PASSAGE:
———

14 DAY TRIAL // A team of geologists analyzing a puzzling rock sample discovered that it was made up of a type of crystal that had never before been encountered in nature. Scientists know all there is to know about this material, but only because they created it in the lab. Now, they hypothesize that the rock is in fact a meteorite.
The space rock may have originated in the earliest days of the solar system, and may have arrived here a very long time ago. Some experts believe that crystals such as this particular one cannot form naturally on our planet, and that, therefore, they must have extraterrestrial origins.
It's been two years since scientists have been working on deciphering the origins of this mysterious rock, which was discovered in Russia. Its quasicrystal nature most likely comes from outer space, geologists now believe, since it's highly unlikely that such a material can form inside the Earth.
Interestingly enough, the chemical composition of the sample – mostly featuring aluminum and metallic copper – is very similar to that of ancient meteorites called carbonaceous chondrites. Astronomers believe that such chondrites are made of the same original material that spawned planets.
Since researchers first learned that quasicrystals can be manufactured, they began an avid search for naturally-occurring variations of such materials. The sample discovered in the Koryak Mountains of eastern Russia is the first hit they got in decades, Space reports.

———

LISTED ENTRIES:
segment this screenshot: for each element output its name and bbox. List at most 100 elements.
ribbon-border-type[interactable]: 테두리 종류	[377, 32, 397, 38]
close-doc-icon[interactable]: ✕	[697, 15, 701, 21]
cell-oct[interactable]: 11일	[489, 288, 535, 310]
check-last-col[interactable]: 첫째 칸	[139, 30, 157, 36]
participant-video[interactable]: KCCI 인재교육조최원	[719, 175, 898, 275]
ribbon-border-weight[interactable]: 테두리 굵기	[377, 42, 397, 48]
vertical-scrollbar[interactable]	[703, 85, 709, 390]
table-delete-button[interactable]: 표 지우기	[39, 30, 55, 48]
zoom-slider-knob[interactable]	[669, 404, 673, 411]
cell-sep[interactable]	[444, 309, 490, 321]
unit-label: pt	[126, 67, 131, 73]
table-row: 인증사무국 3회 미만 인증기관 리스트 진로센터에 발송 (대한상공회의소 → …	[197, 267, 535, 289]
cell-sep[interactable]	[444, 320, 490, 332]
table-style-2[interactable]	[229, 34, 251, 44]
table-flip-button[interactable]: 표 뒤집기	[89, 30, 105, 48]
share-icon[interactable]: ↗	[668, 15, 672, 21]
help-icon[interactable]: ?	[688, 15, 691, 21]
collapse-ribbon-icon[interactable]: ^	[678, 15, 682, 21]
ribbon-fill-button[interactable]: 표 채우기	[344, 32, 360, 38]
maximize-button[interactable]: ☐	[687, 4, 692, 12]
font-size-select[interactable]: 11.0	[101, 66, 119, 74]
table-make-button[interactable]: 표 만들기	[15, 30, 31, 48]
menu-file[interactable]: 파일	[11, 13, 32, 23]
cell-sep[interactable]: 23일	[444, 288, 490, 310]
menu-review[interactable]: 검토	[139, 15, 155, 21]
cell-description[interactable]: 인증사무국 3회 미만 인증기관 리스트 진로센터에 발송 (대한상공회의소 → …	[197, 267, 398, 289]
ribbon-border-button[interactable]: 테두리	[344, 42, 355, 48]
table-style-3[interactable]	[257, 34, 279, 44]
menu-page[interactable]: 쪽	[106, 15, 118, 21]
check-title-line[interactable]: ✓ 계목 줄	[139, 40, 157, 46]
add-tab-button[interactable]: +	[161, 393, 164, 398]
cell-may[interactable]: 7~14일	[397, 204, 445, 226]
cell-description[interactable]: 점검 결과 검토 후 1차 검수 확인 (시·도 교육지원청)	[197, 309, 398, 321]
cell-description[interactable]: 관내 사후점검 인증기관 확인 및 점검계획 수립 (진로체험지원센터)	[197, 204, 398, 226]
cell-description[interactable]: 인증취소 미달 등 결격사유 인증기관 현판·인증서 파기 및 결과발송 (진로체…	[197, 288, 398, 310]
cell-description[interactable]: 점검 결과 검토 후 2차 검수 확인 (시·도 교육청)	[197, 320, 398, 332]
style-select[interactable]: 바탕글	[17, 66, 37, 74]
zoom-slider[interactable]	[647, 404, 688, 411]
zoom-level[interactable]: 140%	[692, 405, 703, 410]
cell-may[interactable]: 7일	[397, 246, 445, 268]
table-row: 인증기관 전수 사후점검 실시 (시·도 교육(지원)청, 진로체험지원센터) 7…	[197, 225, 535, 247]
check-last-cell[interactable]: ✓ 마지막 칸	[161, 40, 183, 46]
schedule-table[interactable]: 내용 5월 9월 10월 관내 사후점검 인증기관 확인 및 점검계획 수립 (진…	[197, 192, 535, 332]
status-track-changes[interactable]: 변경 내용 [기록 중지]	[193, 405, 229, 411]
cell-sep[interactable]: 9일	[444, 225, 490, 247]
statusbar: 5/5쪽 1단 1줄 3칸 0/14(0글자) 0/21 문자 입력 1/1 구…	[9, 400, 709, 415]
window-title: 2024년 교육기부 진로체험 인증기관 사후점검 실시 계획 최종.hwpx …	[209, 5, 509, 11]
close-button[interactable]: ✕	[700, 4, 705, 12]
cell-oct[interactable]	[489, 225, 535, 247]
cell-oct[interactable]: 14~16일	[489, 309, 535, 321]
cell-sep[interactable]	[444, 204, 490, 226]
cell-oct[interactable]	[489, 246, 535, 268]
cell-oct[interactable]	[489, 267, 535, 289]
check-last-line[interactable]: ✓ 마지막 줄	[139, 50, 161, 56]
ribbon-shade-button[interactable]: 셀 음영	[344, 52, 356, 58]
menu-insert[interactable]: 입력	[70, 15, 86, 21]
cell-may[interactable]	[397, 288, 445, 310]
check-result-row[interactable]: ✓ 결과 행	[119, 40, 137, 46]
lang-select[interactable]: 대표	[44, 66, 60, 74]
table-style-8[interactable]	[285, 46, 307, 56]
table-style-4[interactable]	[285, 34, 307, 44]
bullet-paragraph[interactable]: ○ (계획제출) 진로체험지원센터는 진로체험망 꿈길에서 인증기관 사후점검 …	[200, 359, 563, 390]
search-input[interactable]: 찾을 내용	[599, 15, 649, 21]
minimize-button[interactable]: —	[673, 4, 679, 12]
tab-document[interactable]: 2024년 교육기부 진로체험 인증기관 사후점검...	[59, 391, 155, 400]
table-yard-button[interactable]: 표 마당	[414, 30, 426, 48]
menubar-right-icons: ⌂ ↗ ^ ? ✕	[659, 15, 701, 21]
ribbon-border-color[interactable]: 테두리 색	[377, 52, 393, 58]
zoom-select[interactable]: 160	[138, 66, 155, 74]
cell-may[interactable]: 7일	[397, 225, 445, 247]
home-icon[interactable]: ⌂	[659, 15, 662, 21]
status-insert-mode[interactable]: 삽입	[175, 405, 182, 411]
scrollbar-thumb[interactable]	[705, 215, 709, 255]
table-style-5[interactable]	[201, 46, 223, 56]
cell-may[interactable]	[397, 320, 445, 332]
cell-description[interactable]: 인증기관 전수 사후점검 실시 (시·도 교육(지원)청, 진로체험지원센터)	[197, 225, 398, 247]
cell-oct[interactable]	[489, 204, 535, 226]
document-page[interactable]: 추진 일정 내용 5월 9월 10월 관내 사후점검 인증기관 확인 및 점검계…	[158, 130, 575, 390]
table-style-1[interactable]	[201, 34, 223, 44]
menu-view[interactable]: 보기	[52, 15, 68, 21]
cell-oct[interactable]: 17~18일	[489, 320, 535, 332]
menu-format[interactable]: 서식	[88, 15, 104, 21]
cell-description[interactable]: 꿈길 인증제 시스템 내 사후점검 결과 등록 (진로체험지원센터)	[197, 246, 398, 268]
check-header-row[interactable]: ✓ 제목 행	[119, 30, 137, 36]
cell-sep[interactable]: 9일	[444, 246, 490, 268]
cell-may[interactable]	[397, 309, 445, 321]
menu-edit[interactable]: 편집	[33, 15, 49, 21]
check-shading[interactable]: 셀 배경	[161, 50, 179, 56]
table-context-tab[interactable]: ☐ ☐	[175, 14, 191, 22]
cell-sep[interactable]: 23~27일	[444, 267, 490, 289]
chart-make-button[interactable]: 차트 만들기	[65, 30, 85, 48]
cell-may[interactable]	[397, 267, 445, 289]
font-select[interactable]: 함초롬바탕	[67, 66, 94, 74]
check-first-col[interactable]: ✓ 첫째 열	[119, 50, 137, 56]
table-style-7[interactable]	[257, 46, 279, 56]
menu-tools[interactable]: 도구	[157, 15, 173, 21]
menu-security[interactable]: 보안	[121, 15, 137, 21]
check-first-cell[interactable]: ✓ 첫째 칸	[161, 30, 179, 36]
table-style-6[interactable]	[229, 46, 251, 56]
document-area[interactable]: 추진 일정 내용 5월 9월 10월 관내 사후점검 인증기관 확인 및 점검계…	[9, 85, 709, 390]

———

BRIEF:
Answer these questions using the article about the quasicrystal rock sample:
1. In which mountains was the sample discovered?
2. Which two materials mostly make up the sample's chemical composition?
3. For how long have scientists been working to decipher the rock's origins?

RESULT FOR THIS EXERCISE:
1. The Koryak Mountains of eastern Russia.
2. Aluminum and metallic copper.
3. Two years.